Repeat the listing below in full, exactly as it stands.
— begin RECORDS FOR THE TASK —
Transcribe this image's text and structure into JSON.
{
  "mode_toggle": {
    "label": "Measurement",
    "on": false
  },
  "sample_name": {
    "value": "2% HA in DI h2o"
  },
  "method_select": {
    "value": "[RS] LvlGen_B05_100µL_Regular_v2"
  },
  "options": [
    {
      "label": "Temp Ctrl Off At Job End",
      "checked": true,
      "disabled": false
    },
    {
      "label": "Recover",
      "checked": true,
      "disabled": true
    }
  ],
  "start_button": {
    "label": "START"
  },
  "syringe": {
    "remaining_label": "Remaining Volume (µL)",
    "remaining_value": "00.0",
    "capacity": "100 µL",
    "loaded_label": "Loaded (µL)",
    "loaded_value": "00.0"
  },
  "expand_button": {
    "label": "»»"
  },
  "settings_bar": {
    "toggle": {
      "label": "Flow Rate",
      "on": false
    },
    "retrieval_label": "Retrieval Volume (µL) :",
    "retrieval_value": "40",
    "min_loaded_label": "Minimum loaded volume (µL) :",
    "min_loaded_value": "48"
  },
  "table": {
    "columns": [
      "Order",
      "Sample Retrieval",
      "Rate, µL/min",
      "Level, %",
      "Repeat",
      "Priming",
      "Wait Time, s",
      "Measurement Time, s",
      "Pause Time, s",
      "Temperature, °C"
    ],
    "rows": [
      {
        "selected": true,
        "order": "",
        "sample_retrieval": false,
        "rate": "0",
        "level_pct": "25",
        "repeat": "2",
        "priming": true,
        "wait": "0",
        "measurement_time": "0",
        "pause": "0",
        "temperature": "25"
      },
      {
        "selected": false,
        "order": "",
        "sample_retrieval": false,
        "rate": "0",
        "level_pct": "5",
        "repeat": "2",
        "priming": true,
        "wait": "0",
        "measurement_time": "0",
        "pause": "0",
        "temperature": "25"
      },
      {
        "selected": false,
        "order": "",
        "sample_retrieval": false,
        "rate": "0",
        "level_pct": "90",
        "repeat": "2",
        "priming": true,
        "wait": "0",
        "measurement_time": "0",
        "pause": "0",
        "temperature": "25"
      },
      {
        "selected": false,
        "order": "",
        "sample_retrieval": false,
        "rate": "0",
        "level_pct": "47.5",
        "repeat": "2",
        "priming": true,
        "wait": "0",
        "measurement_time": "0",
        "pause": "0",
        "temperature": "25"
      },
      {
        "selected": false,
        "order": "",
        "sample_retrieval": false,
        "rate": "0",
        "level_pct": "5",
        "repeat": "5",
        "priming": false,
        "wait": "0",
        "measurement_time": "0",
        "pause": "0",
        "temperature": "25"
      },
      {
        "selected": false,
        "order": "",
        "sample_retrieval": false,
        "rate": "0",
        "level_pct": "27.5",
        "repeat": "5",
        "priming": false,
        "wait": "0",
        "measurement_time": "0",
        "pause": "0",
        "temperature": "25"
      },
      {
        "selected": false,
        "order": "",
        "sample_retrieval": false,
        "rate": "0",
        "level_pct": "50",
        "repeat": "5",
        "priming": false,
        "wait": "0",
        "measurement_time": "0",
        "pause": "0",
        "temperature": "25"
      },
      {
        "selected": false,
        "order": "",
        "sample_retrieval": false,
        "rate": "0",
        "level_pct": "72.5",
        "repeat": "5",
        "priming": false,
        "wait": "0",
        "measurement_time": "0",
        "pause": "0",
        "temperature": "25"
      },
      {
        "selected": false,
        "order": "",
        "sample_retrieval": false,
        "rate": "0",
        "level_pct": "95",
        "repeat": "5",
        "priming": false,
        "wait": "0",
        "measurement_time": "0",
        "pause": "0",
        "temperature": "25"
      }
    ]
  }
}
— end RECORDS FOR THE TASK —
== THE RESULT ==
Transcribe this image's text and structure into JSON.
{
  "mode_toggle": {
    "label": "Measurement",
    "on": false
  },
  "sample_name": {
    "value": "2% HA in DI h2o"
  },
  "method_select": {
    "value": "[RS] LvlGen_B05_100µL_Regular_v2"
  },
  "options": [
    {
      "label": "Temp Ctrl Off At Job End",
      "checked": true,
      "disabled": false
    },
    {
      "label": "Recover",
      "checked": true,
      "disabled": true
    }
  ],
  "start_button": {
    "label": "START"
  },
  "syringe": {
    "remaining_label": "Remaining Volume (µL)",
    "remaining_value": "00.0",
    "capacity": "100 µL",
    "loaded_label": "Loaded (µL)",
    "loaded_value": "00.0"
  },
  "expand_button": {
    "label": "»»"
  },
  "settings_bar": {
    "toggle": {
      "label": "Flow Rate",
      "on": false
    },
    "retrieval_label": "Retrieval Volume (µL) :",
    "retrieval_value": "40",
    "min_loaded_label": "Minimum loaded volume (µL) :",
    "min_loaded_value": "48"
  },
  "table": {
    "columns": [
      "Order",
      "Sample Retrieval",
      "Rate, µL/min",
      "Level, %",
      "Repeat",
      "Priming",
      "Wait Time, s",
      "Measurement Time, s",
      "Pause Time, s",
      "Temperature, °C"
    ],
    "rows": [
      {
        "selected": true,
        "order": "",
        "sample_retrieval": false,
        "rate": "0",
        "level_pct": "25",
        "repeat": "2",
        "priming": true,
        "wait": "0",
        "measurement_time": "0",
        "pause": "0",
        "temperature": "25"
      },
      {
        "selected": false,
        "order": "",
        "sample_retrieval": false,
        "rate": "0",
        "level_pct": "5",
        "repeat": "2",
        "priming": true,
        "wait": "0",
        "measurement_time": "0",
        "pause": "0",
        "temperature": "25"
      },
      {
        "selected": false,
        "order": "",
        "sample_retrieval": false,
        "rate": "0",
        "level_pct": "90",
        "repeat": "2",
        "priming": true,
        "wait": "0",
        "measurement_time": "0",
        "pause": "0",
        "temperature": "25"
      },
      {
        "selected": false,
        "order": "",
        "sample_retrieval": false,
        "rate": "0",
        "level_pct": "47.5",
        "repeat": "2",
        "priming": true,
        "wait": "0",
        "measurement_time": "0",
        "pause": "0",
        "temperature": "25"
      },
      {
        "selected": false,
        "order": "",
        "sample_retrieval": false,
        "rate": "0",
        "level_pct": "5",
        "repeat": "5",
        "priming": false,
        "wait": "0",
        "measurement_time": "0",
        "pause": "0",
        "temperature": "25"
      },
      {
        "selected": false,
        "order": "",
        "sample_retrieval": false,
        "rate": "0",
        "level_pct": "27.5",
        "repeat": "5",
        "priming": false,
        "wait": "0",
        "measurement_time": "0",
        "pause": "0",
        "temperature": "25"
      },
      {
        "selected": false,
        "order": "",
        "sample_retrieval": false,
        "rate": "0",
        "level_pct": "50",
        "repeat": "5",
        "priming": false,
        "wait": "0",
        "measurement_time": "0",
        "pause": "0",
        "temperature": "25"
      },
      {
        "selected": false,
        "order": "",
        "sample_retrieval": false,
        "rate": "0",
        "level_pct": "72.5",
        "repeat": "5",
        "priming": false,
        "wait": "0",
        "measurement_time": "0",
        "pause": "0",
        "temperature": "25"
      },
      {
        "selected": false,
        "order": "",
        "sample_retrieval": false,
        "rate": "0",
        "level_pct": "95",
        "repeat": "5",
        "priming": false,
        "wait": "0",
        "measurement_time": "0",
        "pause": "0",
        "temperature": "25"
      }
    ]
  }
}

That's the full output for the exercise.